**Stored data:**
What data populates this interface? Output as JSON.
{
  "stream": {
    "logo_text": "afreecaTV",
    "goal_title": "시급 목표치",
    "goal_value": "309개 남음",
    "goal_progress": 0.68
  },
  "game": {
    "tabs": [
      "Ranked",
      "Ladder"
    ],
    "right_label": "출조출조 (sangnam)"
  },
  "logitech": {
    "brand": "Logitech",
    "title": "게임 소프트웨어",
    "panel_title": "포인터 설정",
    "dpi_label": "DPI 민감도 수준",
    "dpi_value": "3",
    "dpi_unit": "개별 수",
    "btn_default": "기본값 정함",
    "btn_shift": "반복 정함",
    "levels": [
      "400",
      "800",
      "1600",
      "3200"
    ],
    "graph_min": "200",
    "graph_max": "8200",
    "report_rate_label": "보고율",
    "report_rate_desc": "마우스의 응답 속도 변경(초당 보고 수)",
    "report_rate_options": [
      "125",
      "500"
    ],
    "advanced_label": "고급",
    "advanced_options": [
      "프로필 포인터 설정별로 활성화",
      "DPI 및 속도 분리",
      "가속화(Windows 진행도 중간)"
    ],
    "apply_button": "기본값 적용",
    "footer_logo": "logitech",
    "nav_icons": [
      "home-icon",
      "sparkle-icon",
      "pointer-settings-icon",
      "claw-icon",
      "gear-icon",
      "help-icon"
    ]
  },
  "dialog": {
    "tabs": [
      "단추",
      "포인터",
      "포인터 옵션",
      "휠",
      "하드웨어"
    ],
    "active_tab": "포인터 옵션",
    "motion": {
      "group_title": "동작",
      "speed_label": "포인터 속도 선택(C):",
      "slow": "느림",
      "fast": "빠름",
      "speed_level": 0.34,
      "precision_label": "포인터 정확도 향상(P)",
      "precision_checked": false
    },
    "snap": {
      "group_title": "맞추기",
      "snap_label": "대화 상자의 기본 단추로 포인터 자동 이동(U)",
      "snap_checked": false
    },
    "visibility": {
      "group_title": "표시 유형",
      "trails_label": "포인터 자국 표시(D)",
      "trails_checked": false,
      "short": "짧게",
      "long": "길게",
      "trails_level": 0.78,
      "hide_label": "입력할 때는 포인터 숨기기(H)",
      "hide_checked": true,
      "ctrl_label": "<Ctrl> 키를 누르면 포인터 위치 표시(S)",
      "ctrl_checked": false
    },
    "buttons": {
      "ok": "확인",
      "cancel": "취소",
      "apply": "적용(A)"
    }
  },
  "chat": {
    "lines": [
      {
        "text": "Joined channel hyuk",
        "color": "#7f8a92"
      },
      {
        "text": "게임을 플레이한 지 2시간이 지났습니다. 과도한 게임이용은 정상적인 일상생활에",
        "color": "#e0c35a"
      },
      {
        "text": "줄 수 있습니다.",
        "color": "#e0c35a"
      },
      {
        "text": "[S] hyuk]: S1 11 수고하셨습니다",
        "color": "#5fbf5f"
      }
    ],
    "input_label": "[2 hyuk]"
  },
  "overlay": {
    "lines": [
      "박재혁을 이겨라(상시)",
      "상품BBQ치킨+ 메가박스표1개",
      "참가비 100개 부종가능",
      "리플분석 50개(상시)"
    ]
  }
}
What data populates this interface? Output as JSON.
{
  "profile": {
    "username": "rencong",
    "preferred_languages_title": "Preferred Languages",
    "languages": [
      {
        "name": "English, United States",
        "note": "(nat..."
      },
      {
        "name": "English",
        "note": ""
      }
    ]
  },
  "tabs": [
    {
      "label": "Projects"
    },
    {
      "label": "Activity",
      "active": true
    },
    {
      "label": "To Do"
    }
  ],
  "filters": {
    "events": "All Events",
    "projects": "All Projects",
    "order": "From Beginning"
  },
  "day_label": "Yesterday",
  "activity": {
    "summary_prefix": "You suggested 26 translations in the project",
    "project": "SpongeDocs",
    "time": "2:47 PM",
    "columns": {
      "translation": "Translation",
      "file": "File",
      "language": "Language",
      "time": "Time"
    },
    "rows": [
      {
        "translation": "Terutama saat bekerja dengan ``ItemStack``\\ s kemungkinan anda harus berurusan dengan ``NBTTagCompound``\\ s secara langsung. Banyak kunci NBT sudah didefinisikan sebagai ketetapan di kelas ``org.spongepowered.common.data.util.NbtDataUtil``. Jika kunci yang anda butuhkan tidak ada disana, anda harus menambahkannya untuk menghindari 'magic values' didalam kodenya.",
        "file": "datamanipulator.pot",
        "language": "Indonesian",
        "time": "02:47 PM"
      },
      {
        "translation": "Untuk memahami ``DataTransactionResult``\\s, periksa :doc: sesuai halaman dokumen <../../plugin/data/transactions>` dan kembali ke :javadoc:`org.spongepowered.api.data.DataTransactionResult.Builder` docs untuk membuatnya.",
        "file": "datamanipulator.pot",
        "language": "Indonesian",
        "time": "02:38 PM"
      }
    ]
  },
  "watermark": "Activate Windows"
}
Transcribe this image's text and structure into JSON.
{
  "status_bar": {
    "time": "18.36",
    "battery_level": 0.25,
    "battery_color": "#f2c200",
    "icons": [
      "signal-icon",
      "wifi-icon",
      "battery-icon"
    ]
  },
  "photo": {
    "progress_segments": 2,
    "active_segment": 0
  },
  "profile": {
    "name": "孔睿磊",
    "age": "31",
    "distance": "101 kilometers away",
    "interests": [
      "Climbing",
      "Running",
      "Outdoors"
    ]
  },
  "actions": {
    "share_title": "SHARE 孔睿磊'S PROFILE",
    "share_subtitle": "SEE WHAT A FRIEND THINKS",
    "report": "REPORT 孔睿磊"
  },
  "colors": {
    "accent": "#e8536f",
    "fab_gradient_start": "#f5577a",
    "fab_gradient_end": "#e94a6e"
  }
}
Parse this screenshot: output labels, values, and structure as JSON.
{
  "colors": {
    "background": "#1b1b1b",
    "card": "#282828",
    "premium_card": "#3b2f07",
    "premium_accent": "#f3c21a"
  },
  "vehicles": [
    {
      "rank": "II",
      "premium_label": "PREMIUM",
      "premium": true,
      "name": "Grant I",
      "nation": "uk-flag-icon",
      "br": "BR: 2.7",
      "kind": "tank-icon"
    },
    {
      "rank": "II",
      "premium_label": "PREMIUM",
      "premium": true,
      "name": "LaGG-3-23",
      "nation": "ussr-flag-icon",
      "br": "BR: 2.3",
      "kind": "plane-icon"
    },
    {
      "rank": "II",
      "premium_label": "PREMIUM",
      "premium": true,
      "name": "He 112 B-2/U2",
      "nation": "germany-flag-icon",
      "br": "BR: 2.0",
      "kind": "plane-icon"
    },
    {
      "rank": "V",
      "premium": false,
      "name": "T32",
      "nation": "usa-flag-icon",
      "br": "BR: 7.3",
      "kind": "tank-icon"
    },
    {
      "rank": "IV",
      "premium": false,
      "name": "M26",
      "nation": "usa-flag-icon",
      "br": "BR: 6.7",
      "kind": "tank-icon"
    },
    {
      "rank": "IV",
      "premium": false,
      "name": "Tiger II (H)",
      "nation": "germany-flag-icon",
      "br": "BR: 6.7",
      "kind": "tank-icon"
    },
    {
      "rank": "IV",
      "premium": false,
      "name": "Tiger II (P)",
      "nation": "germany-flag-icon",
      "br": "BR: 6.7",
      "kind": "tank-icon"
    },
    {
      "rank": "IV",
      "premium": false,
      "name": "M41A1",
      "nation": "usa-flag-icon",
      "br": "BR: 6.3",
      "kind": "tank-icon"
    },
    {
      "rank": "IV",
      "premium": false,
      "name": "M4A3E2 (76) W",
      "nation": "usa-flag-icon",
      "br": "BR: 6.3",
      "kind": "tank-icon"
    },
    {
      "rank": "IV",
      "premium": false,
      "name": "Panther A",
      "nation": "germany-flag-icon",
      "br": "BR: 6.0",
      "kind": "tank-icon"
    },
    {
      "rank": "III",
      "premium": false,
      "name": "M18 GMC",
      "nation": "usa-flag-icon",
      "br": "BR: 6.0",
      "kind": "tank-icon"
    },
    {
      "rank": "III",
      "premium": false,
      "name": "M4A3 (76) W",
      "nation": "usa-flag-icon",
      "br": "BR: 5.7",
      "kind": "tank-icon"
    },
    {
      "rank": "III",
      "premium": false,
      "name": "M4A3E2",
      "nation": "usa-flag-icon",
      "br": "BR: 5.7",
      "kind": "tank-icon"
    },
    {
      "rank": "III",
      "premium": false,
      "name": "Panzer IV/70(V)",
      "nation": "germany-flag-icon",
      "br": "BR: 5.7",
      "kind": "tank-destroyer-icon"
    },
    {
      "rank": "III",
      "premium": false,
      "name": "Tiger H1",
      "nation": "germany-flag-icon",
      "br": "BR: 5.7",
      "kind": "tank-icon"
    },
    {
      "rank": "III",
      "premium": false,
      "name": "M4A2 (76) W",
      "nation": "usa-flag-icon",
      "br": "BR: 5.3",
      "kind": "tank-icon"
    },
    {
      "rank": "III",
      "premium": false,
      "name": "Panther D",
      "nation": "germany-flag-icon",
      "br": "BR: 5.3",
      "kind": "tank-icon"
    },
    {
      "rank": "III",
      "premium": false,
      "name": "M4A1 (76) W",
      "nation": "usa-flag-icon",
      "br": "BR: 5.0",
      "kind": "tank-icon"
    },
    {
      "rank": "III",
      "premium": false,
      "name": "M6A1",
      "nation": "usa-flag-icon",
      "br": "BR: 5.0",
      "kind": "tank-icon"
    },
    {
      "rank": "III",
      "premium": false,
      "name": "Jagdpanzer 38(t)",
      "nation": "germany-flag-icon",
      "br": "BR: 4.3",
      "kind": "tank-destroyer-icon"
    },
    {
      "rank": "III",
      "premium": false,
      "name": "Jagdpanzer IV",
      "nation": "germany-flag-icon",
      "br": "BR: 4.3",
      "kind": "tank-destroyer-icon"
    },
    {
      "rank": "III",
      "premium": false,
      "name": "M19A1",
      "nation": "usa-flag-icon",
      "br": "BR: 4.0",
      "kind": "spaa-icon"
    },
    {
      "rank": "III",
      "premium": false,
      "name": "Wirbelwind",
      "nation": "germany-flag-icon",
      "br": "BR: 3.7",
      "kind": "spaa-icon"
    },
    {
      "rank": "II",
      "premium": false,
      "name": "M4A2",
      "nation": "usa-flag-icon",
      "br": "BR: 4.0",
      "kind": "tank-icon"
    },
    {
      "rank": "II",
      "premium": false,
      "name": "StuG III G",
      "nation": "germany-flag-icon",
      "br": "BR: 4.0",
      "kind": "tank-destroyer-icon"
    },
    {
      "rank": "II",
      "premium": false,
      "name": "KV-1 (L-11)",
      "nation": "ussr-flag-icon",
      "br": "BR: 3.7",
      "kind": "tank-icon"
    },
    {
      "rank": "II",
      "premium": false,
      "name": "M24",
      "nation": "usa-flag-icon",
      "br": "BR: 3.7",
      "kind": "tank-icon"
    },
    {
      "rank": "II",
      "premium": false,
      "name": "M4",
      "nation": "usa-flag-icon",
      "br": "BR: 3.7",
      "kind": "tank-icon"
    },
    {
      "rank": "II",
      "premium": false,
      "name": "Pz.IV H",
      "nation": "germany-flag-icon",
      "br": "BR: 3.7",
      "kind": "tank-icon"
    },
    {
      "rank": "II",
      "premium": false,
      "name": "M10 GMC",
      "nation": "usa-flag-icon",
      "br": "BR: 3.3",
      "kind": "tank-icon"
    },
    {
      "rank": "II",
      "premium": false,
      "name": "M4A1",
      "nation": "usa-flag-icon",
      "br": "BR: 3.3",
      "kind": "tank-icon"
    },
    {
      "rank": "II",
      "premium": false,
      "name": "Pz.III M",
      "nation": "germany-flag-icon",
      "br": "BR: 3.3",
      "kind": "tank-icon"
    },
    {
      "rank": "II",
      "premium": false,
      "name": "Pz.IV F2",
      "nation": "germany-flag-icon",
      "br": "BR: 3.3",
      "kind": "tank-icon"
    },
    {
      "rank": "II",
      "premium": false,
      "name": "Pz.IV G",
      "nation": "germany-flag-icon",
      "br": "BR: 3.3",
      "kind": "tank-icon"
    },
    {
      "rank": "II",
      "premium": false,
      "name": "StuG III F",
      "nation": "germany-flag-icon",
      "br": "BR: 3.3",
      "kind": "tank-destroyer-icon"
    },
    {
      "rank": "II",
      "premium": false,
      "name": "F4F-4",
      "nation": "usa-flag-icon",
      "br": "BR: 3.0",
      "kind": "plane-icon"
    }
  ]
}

**Required task:**
Which lines of the material contain the string "this"? List each of them.

**Written response:**
What data populates this interface? Output as JSON.
What data populates this interface? Output as JSON.
Transcribe this image's text and structure into JSON.
Parse this screenshot: output labels, values, and structure as JSON.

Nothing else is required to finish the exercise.